* [Description of the task]
Write out each record again exactly as it stands.

Raw records:
* * *
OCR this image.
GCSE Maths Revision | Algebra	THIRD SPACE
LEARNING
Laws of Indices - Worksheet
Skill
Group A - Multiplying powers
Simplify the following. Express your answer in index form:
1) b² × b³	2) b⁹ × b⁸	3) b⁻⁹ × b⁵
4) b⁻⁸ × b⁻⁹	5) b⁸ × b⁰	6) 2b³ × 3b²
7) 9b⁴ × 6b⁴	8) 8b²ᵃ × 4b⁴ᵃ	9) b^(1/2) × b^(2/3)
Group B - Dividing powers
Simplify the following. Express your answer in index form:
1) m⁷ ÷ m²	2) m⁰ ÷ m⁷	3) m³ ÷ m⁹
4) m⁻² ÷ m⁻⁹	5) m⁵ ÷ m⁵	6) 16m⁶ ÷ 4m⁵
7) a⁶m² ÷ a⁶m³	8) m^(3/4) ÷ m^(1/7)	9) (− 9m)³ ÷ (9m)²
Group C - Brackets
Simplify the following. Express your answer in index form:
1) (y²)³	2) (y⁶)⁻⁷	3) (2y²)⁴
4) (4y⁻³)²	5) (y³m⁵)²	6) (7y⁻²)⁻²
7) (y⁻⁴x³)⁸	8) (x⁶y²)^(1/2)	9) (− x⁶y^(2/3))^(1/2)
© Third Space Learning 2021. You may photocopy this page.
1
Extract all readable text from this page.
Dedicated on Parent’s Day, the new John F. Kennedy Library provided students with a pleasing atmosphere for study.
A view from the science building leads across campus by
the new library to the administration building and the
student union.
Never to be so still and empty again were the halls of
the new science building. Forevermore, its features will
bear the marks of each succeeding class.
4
* * *
* [Worked answer]
OCR this image.
GCSE Maths Revision | Algebra	THIRD SPACE
LEARNING
Laws of Indices - Worksheet
Skill
Group A - Multiplying powers
Simplify the following. Express your answer in index form:
1) b² × b³	2) b⁹ × b⁸	3) b⁻⁹ × b⁵
4) b⁻⁸ × b⁻⁹	5) b⁸ × b⁰	6) 2b³ × 3b²
7) 9b⁴ × 6b⁴	8) 8b²ᵃ × 4b⁴ᵃ	9) b^(1/2) × b^(2/3)
Group B - Dividing powers
Simplify the following. Express your answer in index form:
1) m⁷ ÷ m²	2) m⁰ ÷ m⁷	3) m³ ÷ m⁹
4) m⁻² ÷ m⁻⁹	5) m⁵ ÷ m⁵	6) 16m⁶ ÷ 4m⁵
7) a⁶m² ÷ a⁶m³	8) m^(3/4) ÷ m^(1/7)	9) (− 9m)³ ÷ (9m)²
Group C - Brackets
Simplify the following. Express your answer in index form:
1) (y²)³	2) (y⁶)⁻⁷	3) (2y²)⁴
4) (4y⁻³)²	5) (y³m⁵)²	6) (7y⁻²)⁻²
7) (y⁻⁴x³)⁸	8) (x⁶y²)^(1/2)	9) (− x⁶y^(2/3))^(1/2)
© Third Space Learning 2021. You may photocopy this page.
1
Extract all readable text from this page.
Dedicated on Parent’s Day, the new John F. Kennedy Library provided students with a pleasing atmosphere for study.
A view from the science building leads across campus by
the new library to the administration building and the
student union.
Never to be so still and empty again were the halls of
the new science building. Forevermore, its features will
bear the marks of each succeeding class.
4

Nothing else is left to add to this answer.